> _Task statement_
Leave the pictures out. Return all other data exactly.
┌─ Dataset entries
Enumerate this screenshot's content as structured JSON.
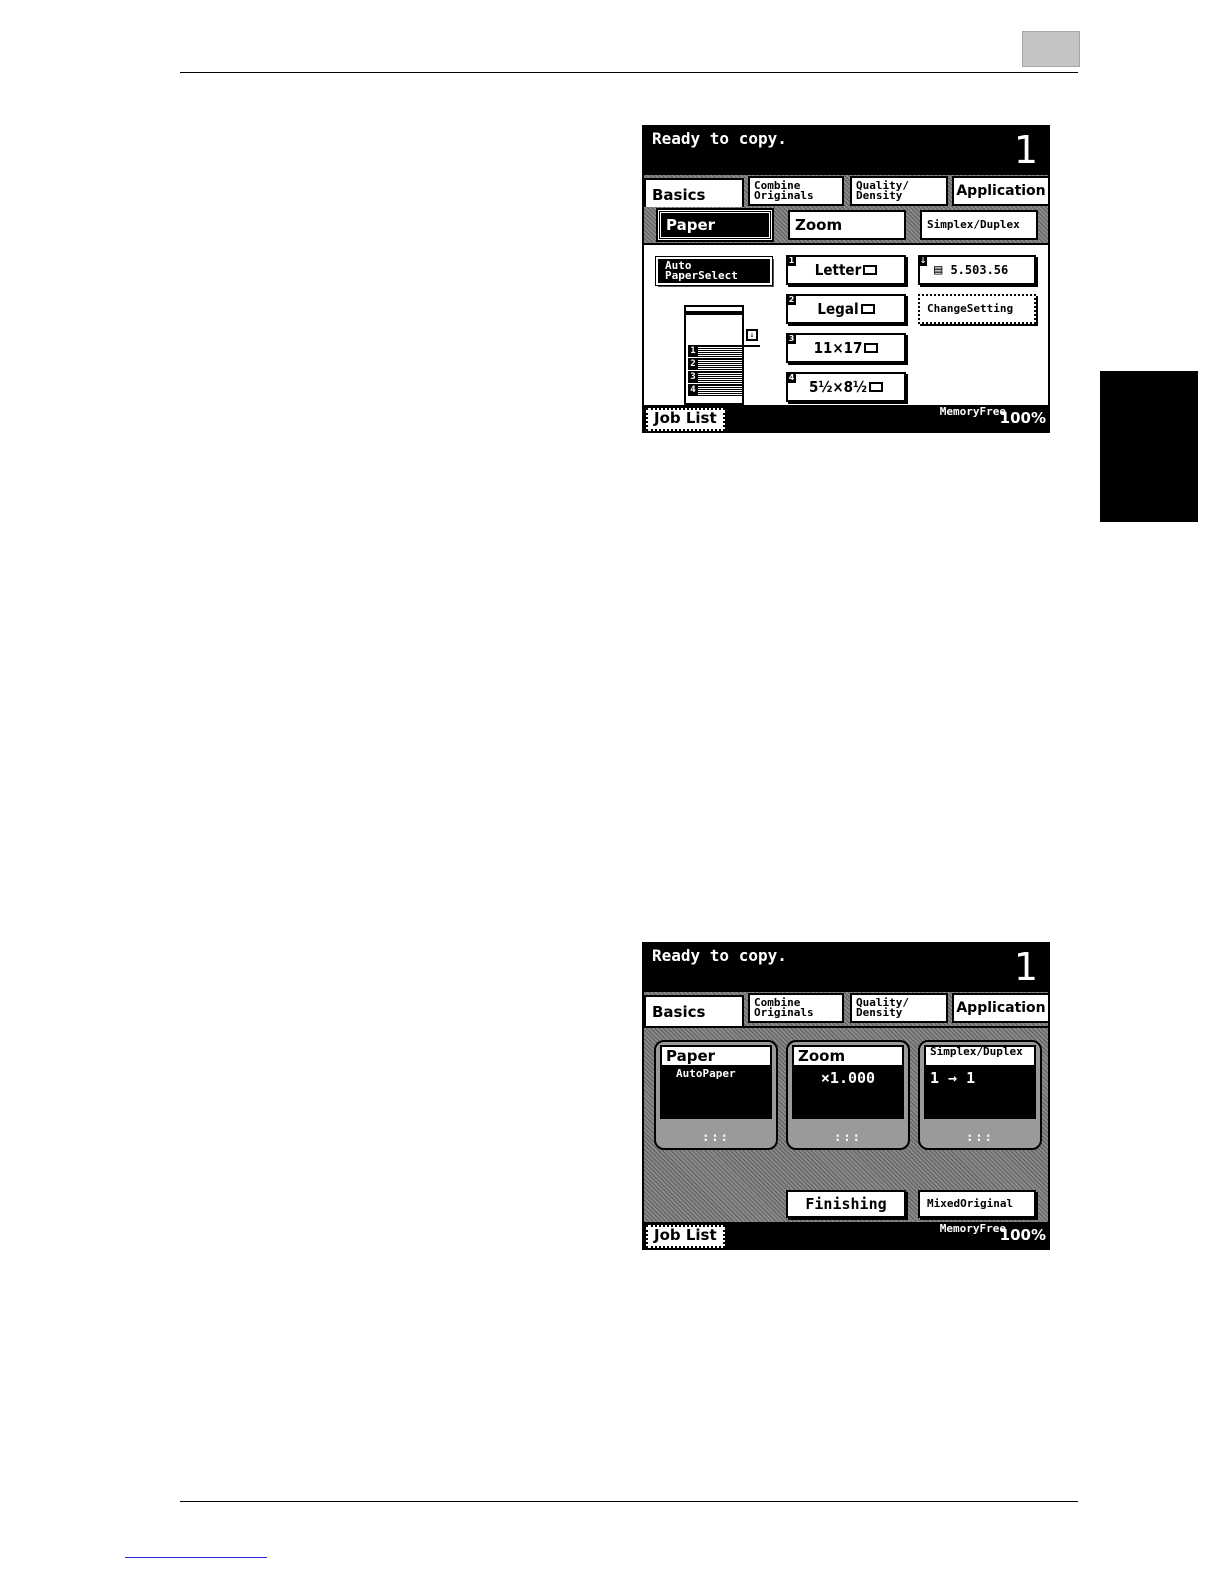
{
  "panel1": {
    "status": "Ready to copy.",
    "copies": "1",
    "tabs": {
      "basics": "Basics",
      "combine_l1": "Combine",
      "combine_l2": "Originals",
      "quality_l1": "Quality/",
      "quality_l2": "Density",
      "application": "Application"
    },
    "subtabs": {
      "paper": "Paper",
      "zoom": "Zoom",
      "simplex_l1": "Simplex/",
      "simplex_l2": "Duplex"
    },
    "auto_paper_l1": "Auto Paper",
    "auto_paper_l2": "Select",
    "trays": [
      {
        "num": "1",
        "label": "Letter"
      },
      {
        "num": "2",
        "label": "Legal"
      },
      {
        "num": "3",
        "label": "11×17"
      },
      {
        "num": "4",
        "label": "5½×8½"
      }
    ],
    "bypass": {
      "line1": "5.50",
      "line2": "3.56"
    },
    "change_setting_l1": "Change",
    "change_setting_l2": "Setting",
    "tray_labels": [
      "1",
      "2",
      "3",
      "4"
    ],
    "job_list": "Job List",
    "memory_l1": "Memory",
    "memory_l2": "Free",
    "memory_value": "100%"
  },
  "panel2": {
    "status": "Ready to copy.",
    "copies": "1",
    "tabs": {
      "basics": "Basics",
      "combine_l1": "Combine",
      "combine_l2": "Originals",
      "quality_l1": "Quality/",
      "quality_l2": "Density",
      "application": "Application"
    },
    "cards": {
      "paper_title": "Paper",
      "paper_value_l1": "Auto",
      "paper_value_l2": "Paper",
      "zoom_title": "Zoom",
      "zoom_value": "×1.000",
      "simplex_title_l1": "Simplex/",
      "simplex_title_l2": "Duplex",
      "simplex_value": "1 → 1",
      "dots": ":::"
    },
    "finishing": "Finishing",
    "mixed_l1": "Mixed",
    "mixed_l2": "Original",
    "job_list": "Job List",
    "memory_l1": "Memory",
    "memory_l2": "Free",
    "memory_value": "100%"
  }
}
└─
> _Response below_
Enumerate this screenshot's content as structured JSON.
{
  "panel1": {
    "status": "Ready to copy.",
    "copies": "1",
    "tabs": {
      "basics": "Basics",
      "combine_l1": "Combine",
      "combine_l2": "Originals",
      "quality_l1": "Quality/",
      "quality_l2": "Density",
      "application": "Application"
    },
    "subtabs": {
      "paper": "Paper",
      "zoom": "Zoom",
      "simplex_l1": "Simplex/",
      "simplex_l2": "Duplex"
    },
    "auto_paper_l1": "Auto Paper",
    "auto_paper_l2": "Select",
    "trays": [
      {
        "num": "1",
        "label": "Letter"
      },
      {
        "num": "2",
        "label": "Legal"
      },
      {
        "num": "3",
        "label": "11×17"
      },
      {
        "num": "4",
        "label": "5½×8½"
      }
    ],
    "bypass": {
      "line1": "5.50",
      "line2": "3.56"
    },
    "change_setting_l1": "Change",
    "change_setting_l2": "Setting",
    "tray_labels": [
      "1",
      "2",
      "3",
      "4"
    ],
    "job_list": "Job List",
    "memory_l1": "Memory",
    "memory_l2": "Free",
    "memory_value": "100%"
  },
  "panel2": {
    "status": "Ready to copy.",
    "copies": "1",
    "tabs": {
      "basics": "Basics",
      "combine_l1": "Combine",
      "combine_l2": "Originals",
      "quality_l1": "Quality/",
      "quality_l2": "Density",
      "application": "Application"
    },
    "cards": {
      "paper_title": "Paper",
      "paper_value_l1": "Auto",
      "paper_value_l2": "Paper",
      "zoom_title": "Zoom",
      "zoom_value": "×1.000",
      "simplex_title_l1": "Simplex/",
      "simplex_title_l2": "Duplex",
      "simplex_value": "1 → 1",
      "dots": ":::"
    },
    "finishing": "Finishing",
    "mixed_l1": "Mixed",
    "mixed_l2": "Original",
    "job_list": "Job List",
    "memory_l1": "Memory",
    "memory_l2": "Free",
    "memory_value": "100%"
  }
}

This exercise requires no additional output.